▶ _Written problem_
Emit the data below verbatim, stripping out any pictures.

===============

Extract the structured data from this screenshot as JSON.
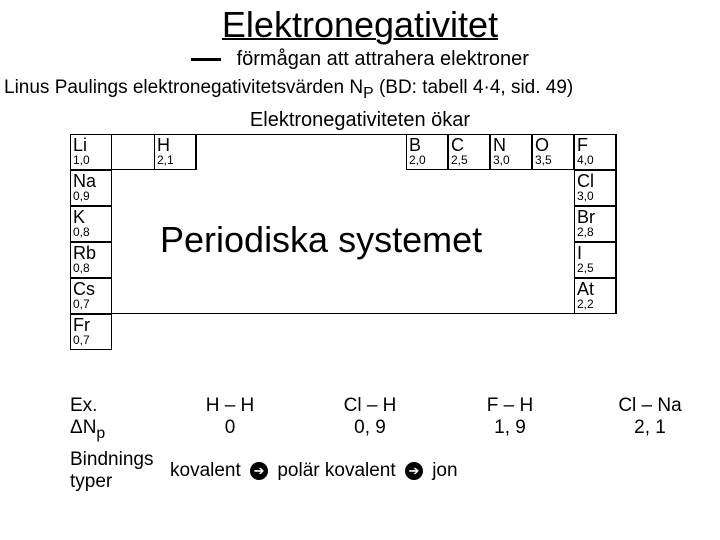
{
  "title": "Elektronegativitet",
  "subtitle": "förmågan att attrahera elektroner",
  "ref_line_a": "Linus Paulings elektronegativitetsvärden N",
  "ref_line_sub": "P",
  "ref_line_b": " (BD: tabell 4·4, sid. 49)",
  "increases": "Elektronegativiteten ökar",
  "big_label": "Periodiska systemet",
  "cell_dim": {
    "w": 42,
    "h": 36
  },
  "cells": [
    {
      "sym": "Li",
      "val": "1,0",
      "col": 0,
      "row": 0
    },
    {
      "sym": "Na",
      "val": "0,9",
      "col": 0,
      "row": 1
    },
    {
      "sym": "K",
      "val": "0,8",
      "col": 0,
      "row": 2
    },
    {
      "sym": "Rb",
      "val": "0,8",
      "col": 0,
      "row": 3
    },
    {
      "sym": "Cs",
      "val": "0,7",
      "col": 0,
      "row": 4
    },
    {
      "sym": "Fr",
      "val": "0,7",
      "col": 0,
      "row": 5
    },
    {
      "sym": "H",
      "val": "2,1",
      "col": 2,
      "row": 0
    },
    {
      "sym": "B",
      "val": "2,0",
      "col": 8,
      "row": 0
    },
    {
      "sym": "C",
      "val": "2,5",
      "col": 9,
      "row": 0
    },
    {
      "sym": "N",
      "val": "3,0",
      "col": 10,
      "row": 0
    },
    {
      "sym": "O",
      "val": "3,5",
      "col": 11,
      "row": 0
    },
    {
      "sym": "F",
      "val": "4,0",
      "col": 12,
      "row": 0
    },
    {
      "sym": "Cl",
      "val": "3,0",
      "col": 12,
      "row": 1
    },
    {
      "sym": "Br",
      "val": "2,8",
      "col": 12,
      "row": 2
    },
    {
      "sym": "I",
      "val": "2,5",
      "col": 12,
      "row": 3
    },
    {
      "sym": "At",
      "val": "2,2",
      "col": 12,
      "row": 4
    }
  ],
  "examples": {
    "label1": "Ex.",
    "label2": "ΔN",
    "label2_sub": "p",
    "cols": [
      {
        "top": "H – H",
        "bot": "0"
      },
      {
        "top": "Cl – H",
        "bot": "0, 9"
      },
      {
        "top": "F – H",
        "bot": "1, 9"
      },
      {
        "top": "Cl – Na",
        "bot": "2, 1"
      }
    ]
  },
  "bond": {
    "label1": "Bindnings",
    "label2": "typer",
    "t1": "kovalent",
    "t2": "polär kovalent",
    "t3": "jon",
    "arrow": "➌"
  },
  "colors": {
    "text": "#000000",
    "bg": "#ffffff"
  }
}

===============

▶ _The response_
Extract the structured data from this screenshot as JSON.
{
  "title": "Elektronegativitet",
  "subtitle": "förmågan att attrahera elektroner",
  "ref_line_a": "Linus Paulings elektronegativitetsvärden N",
  "ref_line_sub": "P",
  "ref_line_b": " (BD: tabell 4·4, sid. 49)",
  "increases": "Elektronegativiteten ökar",
  "big_label": "Periodiska systemet",
  "cell_dim": {
    "w": 42,
    "h": 36
  },
  "cells": [
    {
      "sym": "Li",
      "val": "1,0",
      "col": 0,
      "row": 0
    },
    {
      "sym": "Na",
      "val": "0,9",
      "col": 0,
      "row": 1
    },
    {
      "sym": "K",
      "val": "0,8",
      "col": 0,
      "row": 2
    },
    {
      "sym": "Rb",
      "val": "0,8",
      "col": 0,
      "row": 3
    },
    {
      "sym": "Cs",
      "val": "0,7",
      "col": 0,
      "row": 4
    },
    {
      "sym": "Fr",
      "val": "0,7",
      "col": 0,
      "row": 5
    },
    {
      "sym": "H",
      "val": "2,1",
      "col": 2,
      "row": 0
    },
    {
      "sym": "B",
      "val": "2,0",
      "col": 8,
      "row": 0
    },
    {
      "sym": "C",
      "val": "2,5",
      "col": 9,
      "row": 0
    },
    {
      "sym": "N",
      "val": "3,0",
      "col": 10,
      "row": 0
    },
    {
      "sym": "O",
      "val": "3,5",
      "col": 11,
      "row": 0
    },
    {
      "sym": "F",
      "val": "4,0",
      "col": 12,
      "row": 0
    },
    {
      "sym": "Cl",
      "val": "3,0",
      "col": 12,
      "row": 1
    },
    {
      "sym": "Br",
      "val": "2,8",
      "col": 12,
      "row": 2
    },
    {
      "sym": "I",
      "val": "2,5",
      "col": 12,
      "row": 3
    },
    {
      "sym": "At",
      "val": "2,2",
      "col": 12,
      "row": 4
    }
  ],
  "examples": {
    "label1": "Ex.",
    "label2": "ΔN",
    "label2_sub": "p",
    "cols": [
      {
        "top": "H – H",
        "bot": "0"
      },
      {
        "top": "Cl – H",
        "bot": "0, 9"
      },
      {
        "top": "F – H",
        "bot": "1, 9"
      },
      {
        "top": "Cl – Na",
        "bot": "2, 1"
      }
    ]
  },
  "bond": {
    "label1": "Bindnings",
    "label2": "typer",
    "t1": "kovalent",
    "t2": "polär kovalent",
    "t3": "jon",
    "arrow": "➌"
  },
  "colors": {
    "text": "#000000",
    "bg": "#ffffff"
  }
}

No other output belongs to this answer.